* **SET TASK**
Every line containing the word "MASTERSLATE" needs to be found and copied.

-------- GIVEN DATA

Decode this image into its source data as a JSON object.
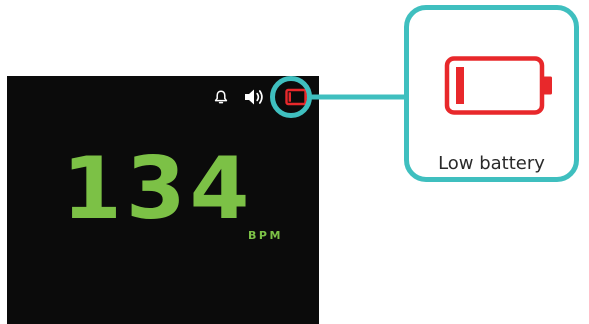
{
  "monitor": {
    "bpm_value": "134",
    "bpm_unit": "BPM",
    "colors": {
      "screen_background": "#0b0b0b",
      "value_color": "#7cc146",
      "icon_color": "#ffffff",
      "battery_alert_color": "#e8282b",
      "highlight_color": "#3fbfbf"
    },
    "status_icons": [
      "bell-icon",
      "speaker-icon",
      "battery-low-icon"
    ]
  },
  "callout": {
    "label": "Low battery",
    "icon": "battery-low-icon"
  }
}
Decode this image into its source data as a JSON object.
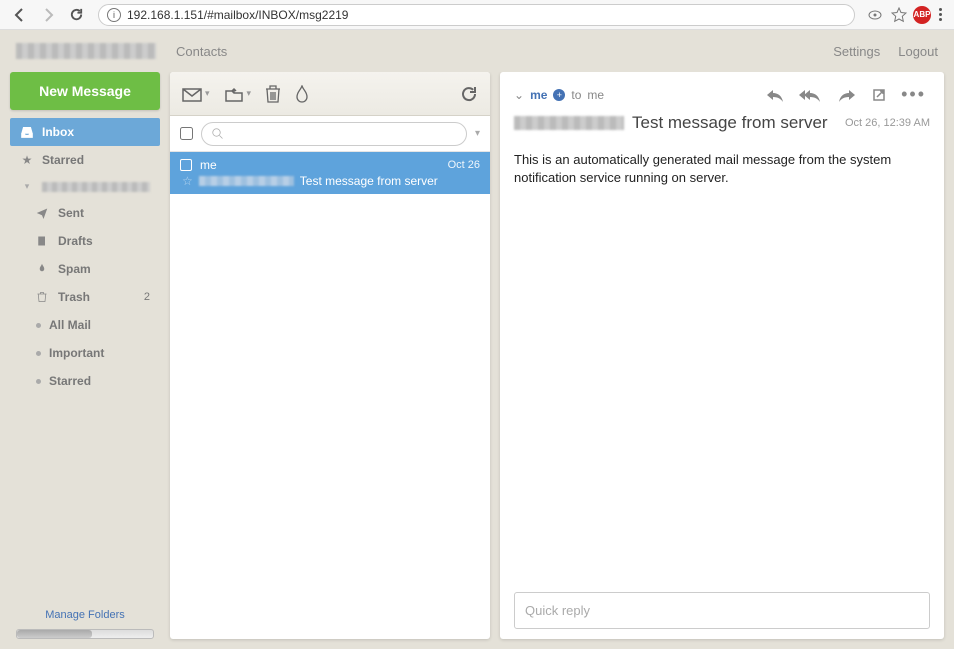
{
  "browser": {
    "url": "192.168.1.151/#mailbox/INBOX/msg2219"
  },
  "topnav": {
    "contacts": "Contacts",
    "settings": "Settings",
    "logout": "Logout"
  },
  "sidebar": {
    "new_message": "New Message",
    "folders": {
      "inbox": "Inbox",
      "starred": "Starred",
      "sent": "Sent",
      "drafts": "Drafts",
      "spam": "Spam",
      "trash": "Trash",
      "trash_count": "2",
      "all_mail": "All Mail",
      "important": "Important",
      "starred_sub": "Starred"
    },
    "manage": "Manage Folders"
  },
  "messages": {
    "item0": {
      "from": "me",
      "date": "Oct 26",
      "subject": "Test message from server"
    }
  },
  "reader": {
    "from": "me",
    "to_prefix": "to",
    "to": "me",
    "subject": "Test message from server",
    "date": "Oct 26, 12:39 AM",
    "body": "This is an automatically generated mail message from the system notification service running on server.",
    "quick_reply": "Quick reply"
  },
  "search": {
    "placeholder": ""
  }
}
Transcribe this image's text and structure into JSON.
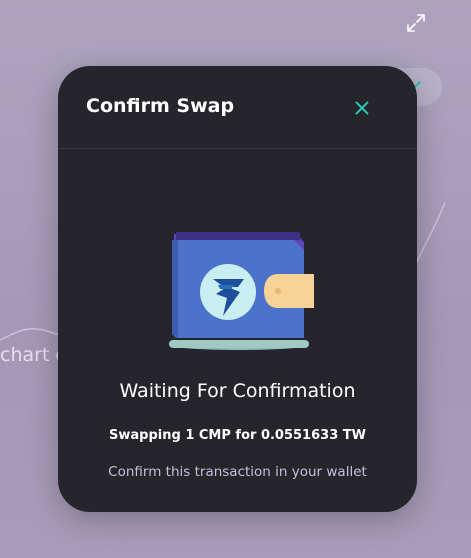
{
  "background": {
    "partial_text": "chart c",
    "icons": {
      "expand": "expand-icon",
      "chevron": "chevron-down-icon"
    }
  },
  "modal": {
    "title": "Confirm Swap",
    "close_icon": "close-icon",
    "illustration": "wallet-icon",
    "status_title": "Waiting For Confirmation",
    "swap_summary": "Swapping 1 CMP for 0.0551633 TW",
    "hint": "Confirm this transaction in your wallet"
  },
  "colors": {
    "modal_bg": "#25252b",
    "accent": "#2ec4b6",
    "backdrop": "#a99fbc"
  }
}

----------------
-------- GIVEN DATA

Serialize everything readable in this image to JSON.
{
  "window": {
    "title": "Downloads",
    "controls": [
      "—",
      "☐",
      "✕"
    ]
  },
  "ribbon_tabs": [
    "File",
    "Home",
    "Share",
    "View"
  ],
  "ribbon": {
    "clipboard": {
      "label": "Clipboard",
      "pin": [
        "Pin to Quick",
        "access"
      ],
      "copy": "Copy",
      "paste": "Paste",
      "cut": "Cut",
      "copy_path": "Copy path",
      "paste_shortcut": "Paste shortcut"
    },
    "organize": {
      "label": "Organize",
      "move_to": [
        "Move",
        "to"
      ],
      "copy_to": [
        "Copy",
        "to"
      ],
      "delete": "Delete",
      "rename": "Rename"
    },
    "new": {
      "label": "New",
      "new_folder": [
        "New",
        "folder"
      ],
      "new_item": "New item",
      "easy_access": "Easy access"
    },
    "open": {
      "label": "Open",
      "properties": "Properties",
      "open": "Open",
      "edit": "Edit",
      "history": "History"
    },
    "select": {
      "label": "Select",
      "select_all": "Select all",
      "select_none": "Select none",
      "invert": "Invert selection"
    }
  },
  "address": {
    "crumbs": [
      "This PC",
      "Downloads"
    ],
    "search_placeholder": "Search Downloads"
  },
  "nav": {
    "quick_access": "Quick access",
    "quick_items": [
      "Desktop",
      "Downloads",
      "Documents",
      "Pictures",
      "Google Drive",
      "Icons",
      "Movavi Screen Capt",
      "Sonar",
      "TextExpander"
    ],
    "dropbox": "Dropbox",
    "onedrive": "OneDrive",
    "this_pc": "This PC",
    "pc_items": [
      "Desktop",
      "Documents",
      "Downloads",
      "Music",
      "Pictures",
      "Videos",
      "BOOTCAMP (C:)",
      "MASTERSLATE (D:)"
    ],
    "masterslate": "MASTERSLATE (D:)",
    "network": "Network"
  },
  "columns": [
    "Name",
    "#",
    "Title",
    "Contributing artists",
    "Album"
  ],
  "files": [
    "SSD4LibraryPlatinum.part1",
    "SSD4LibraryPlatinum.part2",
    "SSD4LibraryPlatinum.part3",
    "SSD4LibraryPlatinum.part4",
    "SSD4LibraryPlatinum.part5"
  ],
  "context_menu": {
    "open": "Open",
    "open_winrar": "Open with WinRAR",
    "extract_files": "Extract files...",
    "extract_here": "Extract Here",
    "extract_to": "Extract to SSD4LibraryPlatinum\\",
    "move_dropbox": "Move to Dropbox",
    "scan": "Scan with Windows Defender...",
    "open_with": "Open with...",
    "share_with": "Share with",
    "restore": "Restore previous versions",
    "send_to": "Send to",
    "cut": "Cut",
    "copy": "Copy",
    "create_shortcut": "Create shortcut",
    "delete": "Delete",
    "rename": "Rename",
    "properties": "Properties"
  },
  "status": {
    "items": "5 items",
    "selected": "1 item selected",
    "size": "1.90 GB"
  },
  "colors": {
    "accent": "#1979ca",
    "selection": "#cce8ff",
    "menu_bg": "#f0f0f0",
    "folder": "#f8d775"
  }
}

----------------
-------- GIVEN DATA

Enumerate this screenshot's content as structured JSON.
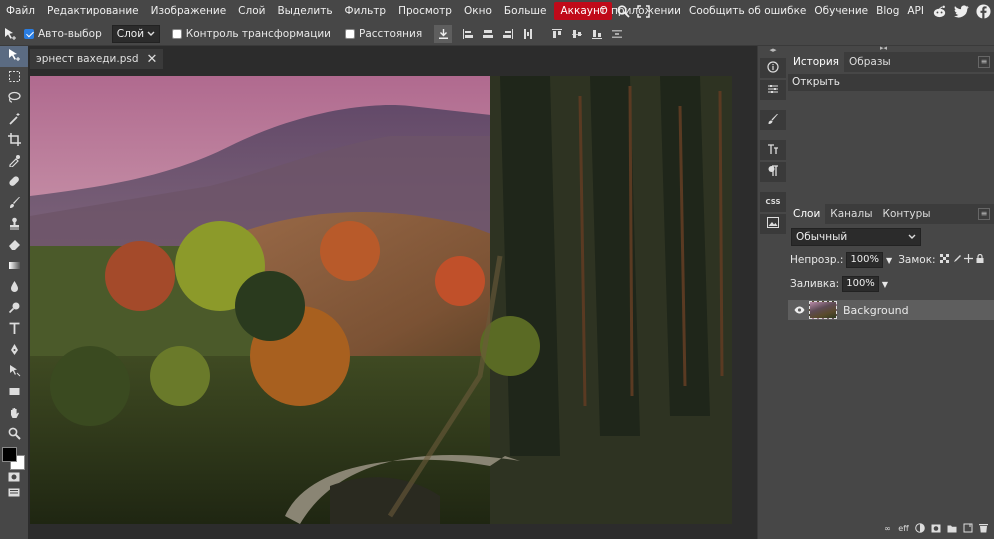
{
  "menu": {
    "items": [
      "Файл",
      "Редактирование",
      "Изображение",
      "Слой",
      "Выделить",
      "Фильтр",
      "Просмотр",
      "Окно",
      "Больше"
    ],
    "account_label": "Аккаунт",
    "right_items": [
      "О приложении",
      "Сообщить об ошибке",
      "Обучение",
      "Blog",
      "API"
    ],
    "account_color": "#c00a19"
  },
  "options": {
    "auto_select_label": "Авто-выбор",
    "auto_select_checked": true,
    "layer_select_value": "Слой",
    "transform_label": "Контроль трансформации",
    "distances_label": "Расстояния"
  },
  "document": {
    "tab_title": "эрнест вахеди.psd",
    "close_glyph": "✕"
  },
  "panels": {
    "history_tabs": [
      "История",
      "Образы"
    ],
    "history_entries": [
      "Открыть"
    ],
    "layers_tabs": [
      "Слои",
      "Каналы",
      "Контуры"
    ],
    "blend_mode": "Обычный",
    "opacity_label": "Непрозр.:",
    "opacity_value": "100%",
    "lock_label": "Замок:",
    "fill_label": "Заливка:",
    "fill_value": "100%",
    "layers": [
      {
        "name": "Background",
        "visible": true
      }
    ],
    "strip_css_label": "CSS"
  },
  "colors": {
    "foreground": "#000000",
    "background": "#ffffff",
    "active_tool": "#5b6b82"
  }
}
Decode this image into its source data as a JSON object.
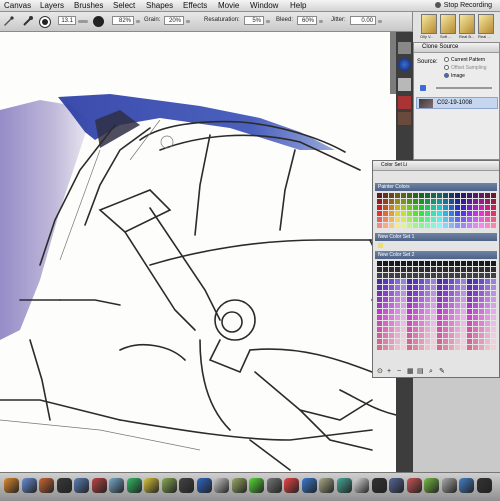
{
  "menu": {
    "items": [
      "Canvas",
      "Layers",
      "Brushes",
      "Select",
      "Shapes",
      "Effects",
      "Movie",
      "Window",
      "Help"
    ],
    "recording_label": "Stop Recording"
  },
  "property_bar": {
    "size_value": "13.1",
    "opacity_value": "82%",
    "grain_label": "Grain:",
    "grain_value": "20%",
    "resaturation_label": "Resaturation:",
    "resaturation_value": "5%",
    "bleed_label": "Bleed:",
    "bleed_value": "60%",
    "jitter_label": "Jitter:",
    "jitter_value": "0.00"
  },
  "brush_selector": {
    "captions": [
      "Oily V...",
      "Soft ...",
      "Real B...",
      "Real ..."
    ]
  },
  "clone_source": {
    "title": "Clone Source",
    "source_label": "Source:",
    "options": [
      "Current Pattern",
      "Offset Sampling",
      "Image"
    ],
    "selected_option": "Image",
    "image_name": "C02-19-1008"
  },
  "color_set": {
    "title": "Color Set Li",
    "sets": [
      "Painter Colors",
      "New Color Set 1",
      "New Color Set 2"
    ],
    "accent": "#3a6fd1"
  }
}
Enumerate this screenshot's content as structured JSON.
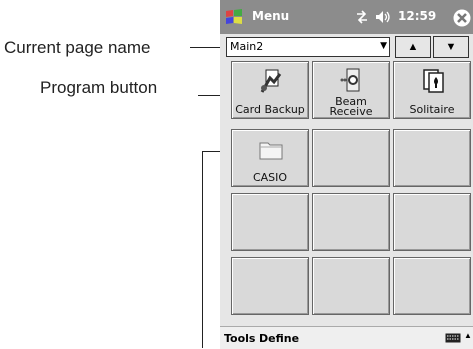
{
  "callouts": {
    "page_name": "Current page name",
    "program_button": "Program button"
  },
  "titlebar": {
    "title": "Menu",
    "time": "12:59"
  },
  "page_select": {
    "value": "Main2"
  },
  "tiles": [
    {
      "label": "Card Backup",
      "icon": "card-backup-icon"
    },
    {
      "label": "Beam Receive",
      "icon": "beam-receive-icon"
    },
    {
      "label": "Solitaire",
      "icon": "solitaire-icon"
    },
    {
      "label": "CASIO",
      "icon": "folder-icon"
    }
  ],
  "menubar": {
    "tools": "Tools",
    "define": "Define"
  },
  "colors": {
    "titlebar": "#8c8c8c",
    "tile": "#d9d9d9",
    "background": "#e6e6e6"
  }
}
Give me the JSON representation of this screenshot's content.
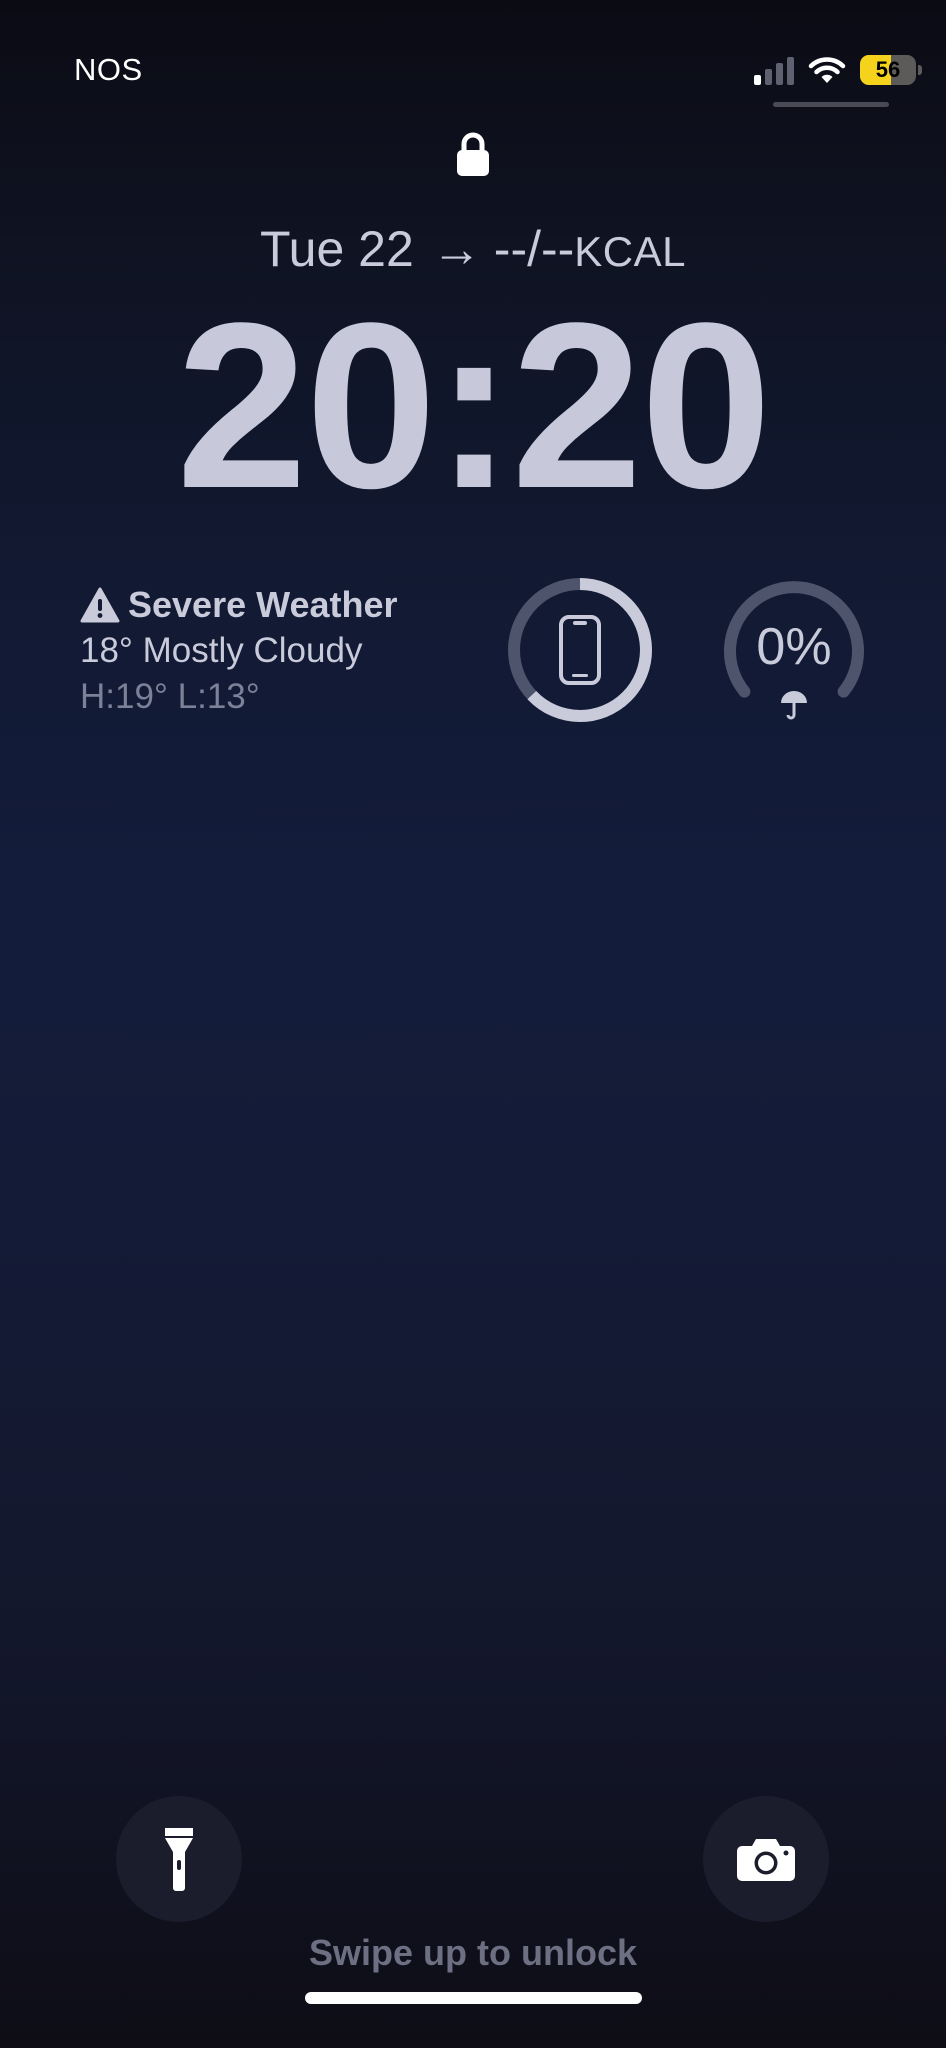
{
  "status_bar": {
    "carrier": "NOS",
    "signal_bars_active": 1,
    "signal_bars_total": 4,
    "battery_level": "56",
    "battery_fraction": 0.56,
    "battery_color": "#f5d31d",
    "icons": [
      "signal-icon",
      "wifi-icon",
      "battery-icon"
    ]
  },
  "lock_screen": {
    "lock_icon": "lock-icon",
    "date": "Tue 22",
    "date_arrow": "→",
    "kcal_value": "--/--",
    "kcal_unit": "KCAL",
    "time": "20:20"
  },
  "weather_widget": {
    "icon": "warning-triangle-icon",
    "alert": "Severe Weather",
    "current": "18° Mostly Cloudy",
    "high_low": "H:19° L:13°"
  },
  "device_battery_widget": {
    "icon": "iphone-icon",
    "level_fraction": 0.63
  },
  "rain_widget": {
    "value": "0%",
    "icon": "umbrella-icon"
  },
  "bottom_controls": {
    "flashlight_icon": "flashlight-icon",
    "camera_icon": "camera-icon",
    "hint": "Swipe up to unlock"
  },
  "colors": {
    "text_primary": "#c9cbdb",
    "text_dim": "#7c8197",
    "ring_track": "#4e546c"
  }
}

----------------

* **EXPECTED ANSWER**
      "MASTERSLATE (D:)"
    "masterslate": "MASTERSLATE (D:)",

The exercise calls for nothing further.